(Extracted data entries)

++++

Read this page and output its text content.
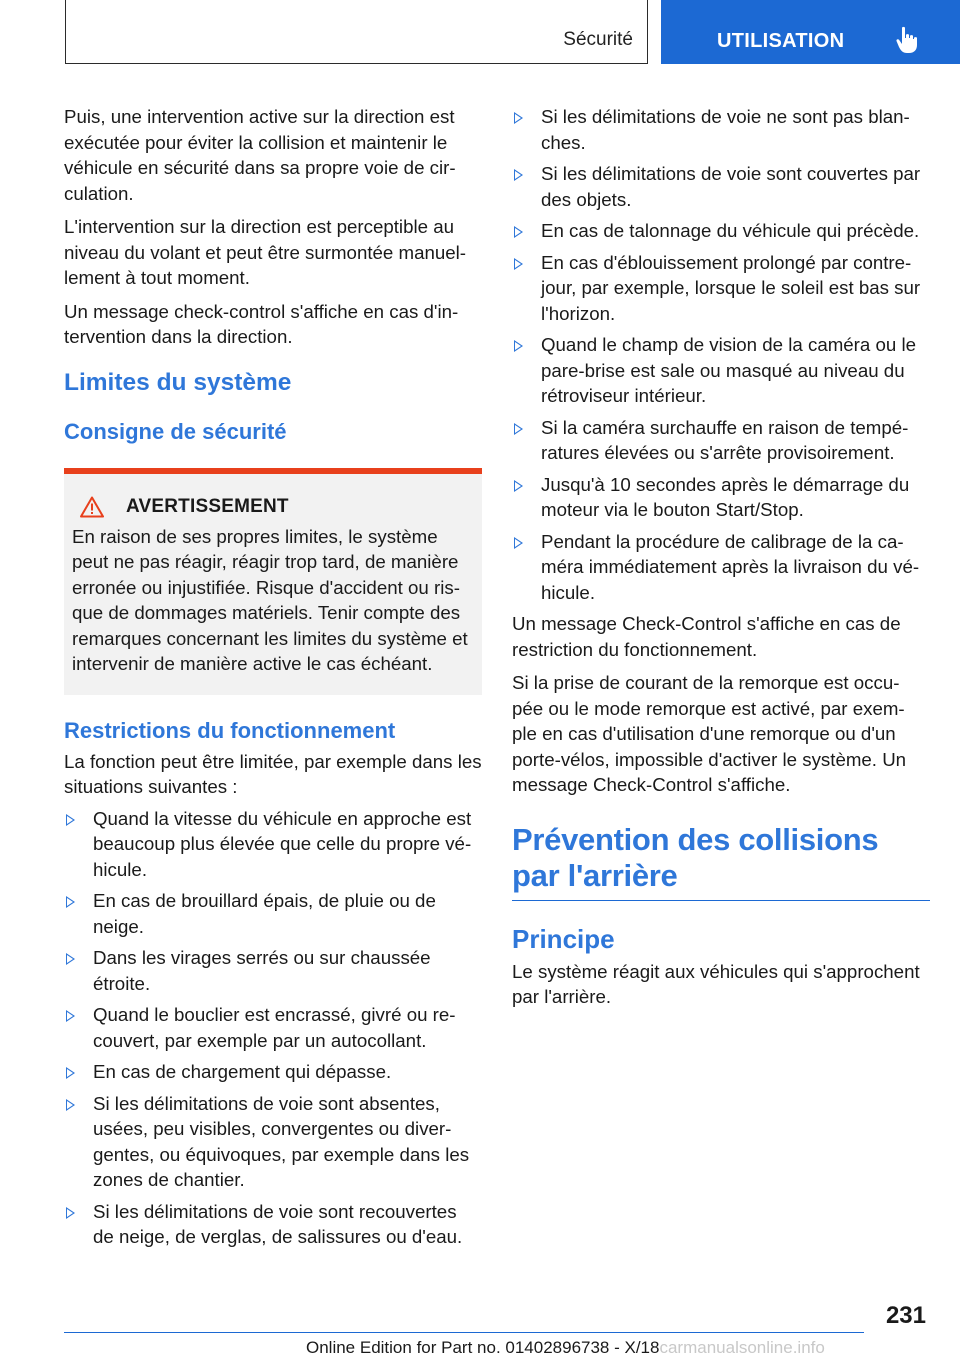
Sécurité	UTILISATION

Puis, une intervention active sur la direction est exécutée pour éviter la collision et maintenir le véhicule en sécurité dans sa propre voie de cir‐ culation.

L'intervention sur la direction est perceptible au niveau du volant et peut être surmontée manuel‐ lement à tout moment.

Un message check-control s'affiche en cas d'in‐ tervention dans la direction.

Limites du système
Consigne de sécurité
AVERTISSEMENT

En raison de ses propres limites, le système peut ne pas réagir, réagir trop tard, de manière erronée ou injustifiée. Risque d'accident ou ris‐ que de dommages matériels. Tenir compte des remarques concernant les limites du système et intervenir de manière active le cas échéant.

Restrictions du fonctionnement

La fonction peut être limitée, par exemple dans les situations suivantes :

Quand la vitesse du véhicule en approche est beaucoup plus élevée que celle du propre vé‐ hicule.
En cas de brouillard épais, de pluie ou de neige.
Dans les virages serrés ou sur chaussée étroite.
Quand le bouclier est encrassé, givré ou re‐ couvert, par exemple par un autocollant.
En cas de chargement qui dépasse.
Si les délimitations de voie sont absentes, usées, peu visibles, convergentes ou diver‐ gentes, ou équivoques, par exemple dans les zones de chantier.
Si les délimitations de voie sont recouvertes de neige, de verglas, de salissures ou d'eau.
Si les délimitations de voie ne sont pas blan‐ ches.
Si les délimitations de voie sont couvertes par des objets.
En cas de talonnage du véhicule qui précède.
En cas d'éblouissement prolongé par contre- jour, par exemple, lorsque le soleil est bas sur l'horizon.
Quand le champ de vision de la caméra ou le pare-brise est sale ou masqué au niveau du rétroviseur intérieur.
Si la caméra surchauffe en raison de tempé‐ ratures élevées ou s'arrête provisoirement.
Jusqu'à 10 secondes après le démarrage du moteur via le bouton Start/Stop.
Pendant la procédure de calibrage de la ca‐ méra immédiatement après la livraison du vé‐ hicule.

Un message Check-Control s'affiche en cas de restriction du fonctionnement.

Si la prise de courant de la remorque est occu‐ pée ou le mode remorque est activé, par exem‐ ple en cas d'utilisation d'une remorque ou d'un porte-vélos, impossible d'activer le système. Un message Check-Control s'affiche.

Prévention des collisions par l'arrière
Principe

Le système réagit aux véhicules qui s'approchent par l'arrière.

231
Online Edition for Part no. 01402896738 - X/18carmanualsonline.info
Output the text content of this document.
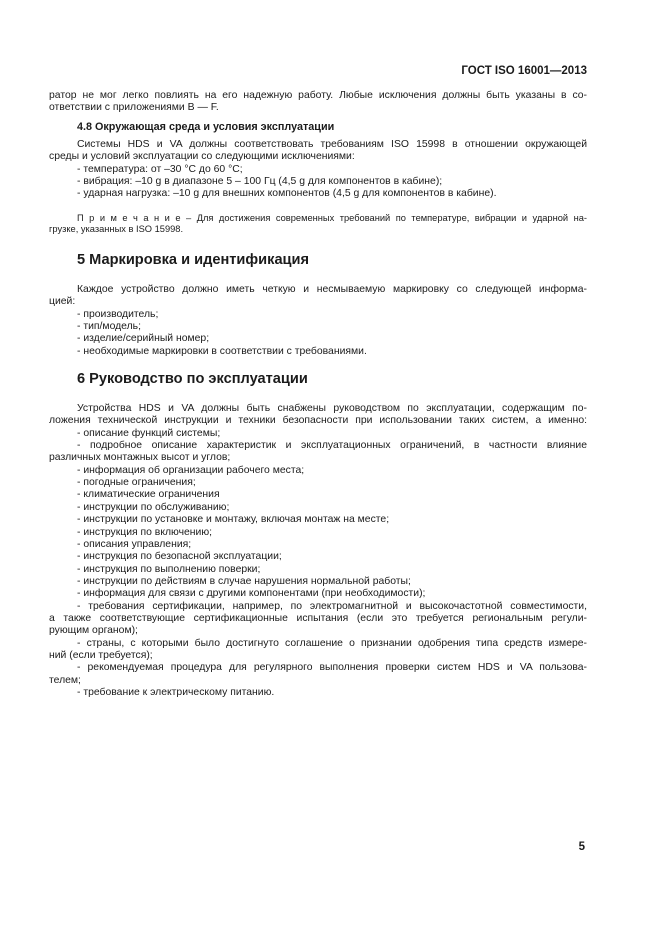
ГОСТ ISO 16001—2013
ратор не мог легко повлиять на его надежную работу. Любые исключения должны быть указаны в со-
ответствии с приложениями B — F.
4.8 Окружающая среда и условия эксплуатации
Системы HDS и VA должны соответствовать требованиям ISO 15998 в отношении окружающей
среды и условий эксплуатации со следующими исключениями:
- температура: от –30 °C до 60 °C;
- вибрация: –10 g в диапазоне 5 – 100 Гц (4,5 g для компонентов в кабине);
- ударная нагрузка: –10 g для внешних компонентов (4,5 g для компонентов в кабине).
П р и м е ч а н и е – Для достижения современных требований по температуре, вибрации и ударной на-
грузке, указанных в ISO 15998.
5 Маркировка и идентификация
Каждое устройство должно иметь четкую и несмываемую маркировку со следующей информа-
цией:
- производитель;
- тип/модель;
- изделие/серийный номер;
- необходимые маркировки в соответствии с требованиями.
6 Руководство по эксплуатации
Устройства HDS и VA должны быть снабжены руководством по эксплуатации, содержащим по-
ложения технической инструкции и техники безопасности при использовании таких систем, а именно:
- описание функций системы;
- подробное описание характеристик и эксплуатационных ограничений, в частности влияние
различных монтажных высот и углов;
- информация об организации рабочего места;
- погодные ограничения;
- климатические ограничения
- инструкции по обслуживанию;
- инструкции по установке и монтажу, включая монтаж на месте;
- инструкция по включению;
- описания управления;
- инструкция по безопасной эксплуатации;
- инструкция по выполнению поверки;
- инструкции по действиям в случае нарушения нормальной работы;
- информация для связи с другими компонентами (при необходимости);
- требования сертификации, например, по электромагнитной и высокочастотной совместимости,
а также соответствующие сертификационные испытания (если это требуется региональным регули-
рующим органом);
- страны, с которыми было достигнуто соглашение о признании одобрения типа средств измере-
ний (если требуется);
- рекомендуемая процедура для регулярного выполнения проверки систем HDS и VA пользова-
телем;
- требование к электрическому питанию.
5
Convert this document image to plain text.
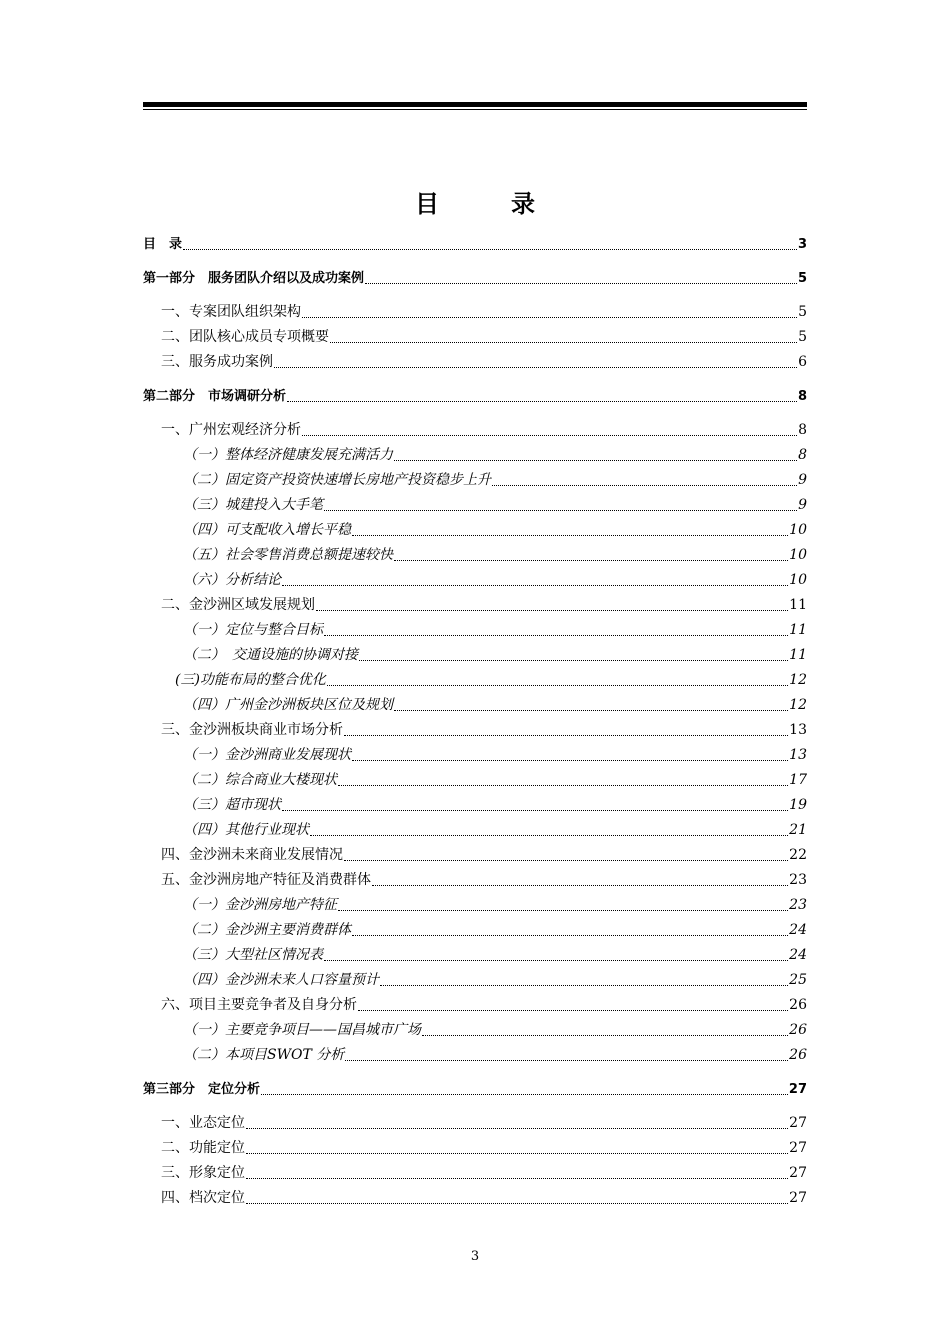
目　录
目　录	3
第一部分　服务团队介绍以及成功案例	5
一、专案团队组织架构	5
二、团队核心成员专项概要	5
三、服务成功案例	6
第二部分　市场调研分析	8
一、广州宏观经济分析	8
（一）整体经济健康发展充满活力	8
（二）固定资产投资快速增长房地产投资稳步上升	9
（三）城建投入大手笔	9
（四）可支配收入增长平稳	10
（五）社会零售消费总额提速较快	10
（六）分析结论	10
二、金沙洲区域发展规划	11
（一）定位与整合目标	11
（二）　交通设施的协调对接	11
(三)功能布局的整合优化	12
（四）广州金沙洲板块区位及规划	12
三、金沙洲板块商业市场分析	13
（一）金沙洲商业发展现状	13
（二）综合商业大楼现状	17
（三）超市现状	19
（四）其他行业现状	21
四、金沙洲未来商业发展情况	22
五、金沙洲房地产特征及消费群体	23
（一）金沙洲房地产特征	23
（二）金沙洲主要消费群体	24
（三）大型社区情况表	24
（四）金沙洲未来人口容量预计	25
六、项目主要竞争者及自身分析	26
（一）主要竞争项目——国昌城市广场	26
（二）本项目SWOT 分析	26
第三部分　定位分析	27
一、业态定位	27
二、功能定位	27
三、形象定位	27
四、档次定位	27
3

++++

> _What you are asked to do_:
Using the data above, print every line exactly, omitting pictures.

> _Written answer_:
Read this page and output its text content.
Sécurité	UTILISATION

Puis, une intervention active sur la direction est exécutée pour éviter la collision et maintenir le véhicule en sécurité dans sa propre voie de cir‐ culation.

L'intervention sur la direction est perceptible au niveau du volant et peut être surmontée manuel‐ lement à tout moment.

Un message check-control s'affiche en cas d'in‐ tervention dans la direction.

Limites du système
Consigne de sécurité
AVERTISSEMENT

En raison de ses propres limites, le système peut ne pas réagir, réagir trop tard, de manière erronée ou injustifiée. Risque d'accident ou ris‐ que de dommages matériels. Tenir compte des remarques concernant les limites du système et intervenir de manière active le cas échéant.

Restrictions du fonctionnement

La fonction peut être limitée, par exemple dans les situations suivantes :

Quand la vitesse du véhicule en approche est beaucoup plus élevée que celle du propre vé‐ hicule.
En cas de brouillard épais, de pluie ou de neige.
Dans les virages serrés ou sur chaussée étroite.
Quand le bouclier est encrassé, givré ou re‐ couvert, par exemple par un autocollant.
En cas de chargement qui dépasse.
Si les délimitations de voie sont absentes, usées, peu visibles, convergentes ou diver‐ gentes, ou équivoques, par exemple dans les zones de chantier.
Si les délimitations de voie sont recouvertes de neige, de verglas, de salissures ou d'eau.
Si les délimitations de voie ne sont pas blan‐ ches.
Si les délimitations de voie sont couvertes par des objets.
En cas de talonnage du véhicule qui précède.
En cas d'éblouissement prolongé par contre- jour, par exemple, lorsque le soleil est bas sur l'horizon.
Quand le champ de vision de la caméra ou le pare-brise est sale ou masqué au niveau du rétroviseur intérieur.
Si la caméra surchauffe en raison de tempé‐ ratures élevées ou s'arrête provisoirement.
Jusqu'à 10 secondes après le démarrage du moteur via le bouton Start/Stop.
Pendant la procédure de calibrage de la ca‐ méra immédiatement après la livraison du vé‐ hicule.

Un message Check-Control s'affiche en cas de restriction du fonctionnement.

Si la prise de courant de la remorque est occu‐ pée ou le mode remorque est activé, par exem‐ ple en cas d'utilisation d'une remorque ou d'un porte-vélos, impossible d'activer le système. Un message Check-Control s'affiche.

Prévention des collisions par l'arrière
Principe

Le système réagit aux véhicules qui s'approchent par l'arrière.

231
Online Edition for Part no. 01402896738 - X/18carmanualsonline.info
Output the text content of this document.
ГОСТ ISO 16001—2013
ратор не мог легко повлиять на его надежную работу. Любые исключения должны быть указаны в со-
ответствии с приложениями B — F.
4.8 Окружающая среда и условия эксплуатации
Системы HDS и VA должны соответствовать требованиям ISO 15998 в отношении окружающей
среды и условий эксплуатации со следующими исключениями:
- температура: от –30 °C до 60 °C;
- вибрация: –10 g в диапазоне 5 – 100 Гц (4,5 g для компонентов в кабине);
- ударная нагрузка: –10 g для внешних компонентов (4,5 g для компонентов в кабине).
П р и м е ч а н и е – Для достижения современных требований по температуре, вибрации и ударной на-
грузке, указанных в ISO 15998.
5 Маркировка и идентификация
Каждое устройство должно иметь четкую и несмываемую маркировку со следующей информа-
цией:
- производитель;
- тип/модель;
- изделие/серийный номер;
- необходимые маркировки в соответствии с требованиями.
6 Руководство по эксплуатации
Устройства HDS и VA должны быть снабжены руководством по эксплуатации, содержащим по-
ложения технической инструкции и техники безопасности при использовании таких систем, а именно:
- описание функций системы;
- подробное описание характеристик и эксплуатационных ограничений, в частности влияние
различных монтажных высот и углов;
- информация об организации рабочего места;
- погодные ограничения;
- климатические ограничения
- инструкции по обслуживанию;
- инструкции по установке и монтажу, включая монтаж на месте;
- инструкция по включению;
- описания управления;
- инструкция по безопасной эксплуатации;
- инструкция по выполнению поверки;
- инструкции по действиям в случае нарушения нормальной работы;
- информация для связи с другими компонентами (при необходимости);
- требования сертификации, например, по электромагнитной и высокочастотной совместимости,
а также соответствующие сертификационные испытания (если это требуется региональным регули-
рующим органом);
- страны, с которыми было достигнуто соглашение о признании одобрения типа средств измере-
ний (если требуется);
- рекомендуемая процедура для регулярного выполнения проверки систем HDS и VA пользова-
телем;
- требование к электрическому питанию.
5
Convert this document image to plain text.
目　录
目　录	3
第一部分　服务团队介绍以及成功案例	5
一、专案团队组织架构	5
二、团队核心成员专项概要	5
三、服务成功案例	6
第二部分　市场调研分析	8
一、广州宏观经济分析	8
（一）整体经济健康发展充满活力	8
（二）固定资产投资快速增长房地产投资稳步上升	9
（三）城建投入大手笔	9
（四）可支配收入增长平稳	10
（五）社会零售消费总额提速较快	10
（六）分析结论	10
二、金沙洲区域发展规划	11
（一）定位与整合目标	11
（二）　交通设施的协调对接	11
(三)功能布局的整合优化	12
（四）广州金沙洲板块区位及规划	12
三、金沙洲板块商业市场分析	13
（一）金沙洲商业发展现状	13
（二）综合商业大楼现状	17
（三）超市现状	19
（四）其他行业现状	21
四、金沙洲未来商业发展情况	22
五、金沙洲房地产特征及消费群体	23
（一）金沙洲房地产特征	23
（二）金沙洲主要消费群体	24
（三）大型社区情况表	24
（四）金沙洲未来人口容量预计	25
六、项目主要竞争者及自身分析	26
（一）主要竞争项目——国昌城市广场	26
（二）本项目SWOT 分析	26
第三部分　定位分析	27
一、业态定位	27
二、功能定位	27
三、形象定位	27
四、档次定位	27
3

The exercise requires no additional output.